→ **DESCRIPTION OF THE TASK**
State how many lines in the listing below include the word "maailmalta", and add nothing besides the number.

═════ DATASET EXCERPTS ═════

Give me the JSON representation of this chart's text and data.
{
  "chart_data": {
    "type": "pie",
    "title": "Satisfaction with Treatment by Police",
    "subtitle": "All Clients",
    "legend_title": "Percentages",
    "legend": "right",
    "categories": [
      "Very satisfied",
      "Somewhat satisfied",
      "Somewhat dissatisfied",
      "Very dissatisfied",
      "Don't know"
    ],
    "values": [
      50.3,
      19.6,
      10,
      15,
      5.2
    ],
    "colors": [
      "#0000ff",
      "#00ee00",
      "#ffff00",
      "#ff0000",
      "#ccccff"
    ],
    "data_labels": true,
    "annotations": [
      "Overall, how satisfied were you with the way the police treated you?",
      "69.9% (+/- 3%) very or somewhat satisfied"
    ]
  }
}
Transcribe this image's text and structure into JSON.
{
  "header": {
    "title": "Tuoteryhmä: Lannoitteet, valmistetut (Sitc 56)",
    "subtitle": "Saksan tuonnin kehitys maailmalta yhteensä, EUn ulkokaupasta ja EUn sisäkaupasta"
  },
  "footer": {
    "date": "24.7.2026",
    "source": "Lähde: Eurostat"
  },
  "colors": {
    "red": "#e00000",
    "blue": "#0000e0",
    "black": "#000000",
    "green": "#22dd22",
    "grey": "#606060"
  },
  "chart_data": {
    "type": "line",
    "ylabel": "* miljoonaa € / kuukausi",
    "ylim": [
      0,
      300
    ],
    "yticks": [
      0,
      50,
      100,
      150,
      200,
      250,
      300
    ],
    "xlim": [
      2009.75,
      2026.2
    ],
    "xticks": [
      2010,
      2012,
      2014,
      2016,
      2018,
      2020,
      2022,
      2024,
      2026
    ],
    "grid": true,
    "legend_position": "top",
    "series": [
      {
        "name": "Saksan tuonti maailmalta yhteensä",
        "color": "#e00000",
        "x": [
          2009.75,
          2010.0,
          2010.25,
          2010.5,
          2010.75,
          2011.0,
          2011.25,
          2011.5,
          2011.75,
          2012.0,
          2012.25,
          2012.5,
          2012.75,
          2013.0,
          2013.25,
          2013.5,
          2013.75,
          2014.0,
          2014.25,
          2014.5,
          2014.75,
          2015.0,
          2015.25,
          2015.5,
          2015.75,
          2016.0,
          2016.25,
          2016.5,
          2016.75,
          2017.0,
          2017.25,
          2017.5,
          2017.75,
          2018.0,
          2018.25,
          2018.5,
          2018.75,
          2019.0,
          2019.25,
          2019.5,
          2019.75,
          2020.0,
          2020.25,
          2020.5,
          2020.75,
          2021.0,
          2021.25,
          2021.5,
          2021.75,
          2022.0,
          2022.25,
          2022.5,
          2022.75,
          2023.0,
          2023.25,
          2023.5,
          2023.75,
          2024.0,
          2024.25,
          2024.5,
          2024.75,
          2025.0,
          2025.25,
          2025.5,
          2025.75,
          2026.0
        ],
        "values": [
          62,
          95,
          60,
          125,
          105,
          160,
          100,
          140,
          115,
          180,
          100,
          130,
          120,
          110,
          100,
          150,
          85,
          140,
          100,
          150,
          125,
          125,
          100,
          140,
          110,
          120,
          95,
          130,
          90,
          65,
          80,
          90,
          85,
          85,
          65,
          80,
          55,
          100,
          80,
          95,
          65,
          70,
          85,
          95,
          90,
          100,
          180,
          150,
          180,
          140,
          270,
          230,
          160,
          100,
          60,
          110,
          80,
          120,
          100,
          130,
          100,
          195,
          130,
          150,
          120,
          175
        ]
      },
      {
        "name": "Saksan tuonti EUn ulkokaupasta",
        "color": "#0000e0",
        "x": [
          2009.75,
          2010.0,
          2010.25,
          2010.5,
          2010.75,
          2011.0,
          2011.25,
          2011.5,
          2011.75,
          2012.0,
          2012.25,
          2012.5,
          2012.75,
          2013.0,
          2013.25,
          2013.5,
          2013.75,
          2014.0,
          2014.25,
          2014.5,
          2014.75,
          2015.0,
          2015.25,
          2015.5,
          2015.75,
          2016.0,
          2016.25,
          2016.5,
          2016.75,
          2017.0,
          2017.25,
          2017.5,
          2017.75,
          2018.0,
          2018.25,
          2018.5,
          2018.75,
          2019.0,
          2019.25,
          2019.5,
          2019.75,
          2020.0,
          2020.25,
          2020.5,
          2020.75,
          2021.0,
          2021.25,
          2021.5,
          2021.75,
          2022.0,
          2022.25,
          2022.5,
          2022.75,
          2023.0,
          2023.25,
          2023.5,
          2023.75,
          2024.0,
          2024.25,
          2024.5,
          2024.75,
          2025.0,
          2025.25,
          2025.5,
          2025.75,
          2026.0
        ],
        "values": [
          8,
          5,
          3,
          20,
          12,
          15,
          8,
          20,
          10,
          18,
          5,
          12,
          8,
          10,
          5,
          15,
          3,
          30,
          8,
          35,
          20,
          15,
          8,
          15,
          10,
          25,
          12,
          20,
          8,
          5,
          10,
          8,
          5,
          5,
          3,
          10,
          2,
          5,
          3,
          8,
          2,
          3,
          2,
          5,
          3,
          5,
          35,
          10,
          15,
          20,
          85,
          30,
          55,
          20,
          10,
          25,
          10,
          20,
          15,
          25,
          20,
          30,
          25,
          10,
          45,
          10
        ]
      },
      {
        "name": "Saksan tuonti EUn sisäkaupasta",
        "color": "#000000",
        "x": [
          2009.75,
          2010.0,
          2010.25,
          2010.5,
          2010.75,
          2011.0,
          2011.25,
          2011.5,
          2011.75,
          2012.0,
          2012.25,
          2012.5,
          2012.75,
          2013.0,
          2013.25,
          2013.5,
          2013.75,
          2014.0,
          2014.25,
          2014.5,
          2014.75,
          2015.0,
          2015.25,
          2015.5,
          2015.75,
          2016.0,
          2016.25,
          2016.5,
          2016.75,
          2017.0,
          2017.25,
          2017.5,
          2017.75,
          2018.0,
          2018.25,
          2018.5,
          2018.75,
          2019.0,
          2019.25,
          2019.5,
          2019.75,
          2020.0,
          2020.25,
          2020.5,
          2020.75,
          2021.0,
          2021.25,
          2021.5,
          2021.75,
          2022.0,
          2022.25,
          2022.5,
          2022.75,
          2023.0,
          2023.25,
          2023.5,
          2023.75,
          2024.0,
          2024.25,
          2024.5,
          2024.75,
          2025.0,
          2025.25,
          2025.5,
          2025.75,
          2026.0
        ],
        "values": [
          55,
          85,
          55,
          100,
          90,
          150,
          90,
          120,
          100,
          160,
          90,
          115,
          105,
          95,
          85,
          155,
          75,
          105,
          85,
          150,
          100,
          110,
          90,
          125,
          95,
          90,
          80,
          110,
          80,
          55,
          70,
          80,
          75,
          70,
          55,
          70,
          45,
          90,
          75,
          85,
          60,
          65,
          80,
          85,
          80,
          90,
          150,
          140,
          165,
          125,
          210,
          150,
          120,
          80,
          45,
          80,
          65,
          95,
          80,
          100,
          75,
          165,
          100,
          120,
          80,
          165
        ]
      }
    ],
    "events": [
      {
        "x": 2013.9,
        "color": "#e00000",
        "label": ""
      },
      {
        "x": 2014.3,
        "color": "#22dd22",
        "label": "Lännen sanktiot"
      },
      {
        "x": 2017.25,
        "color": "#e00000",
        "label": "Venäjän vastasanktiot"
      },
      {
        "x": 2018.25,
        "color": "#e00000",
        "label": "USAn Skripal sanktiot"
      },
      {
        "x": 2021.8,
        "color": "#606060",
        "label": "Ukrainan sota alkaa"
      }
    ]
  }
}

═════

→ **RESPONSE FOR THIS EXERCISE**
2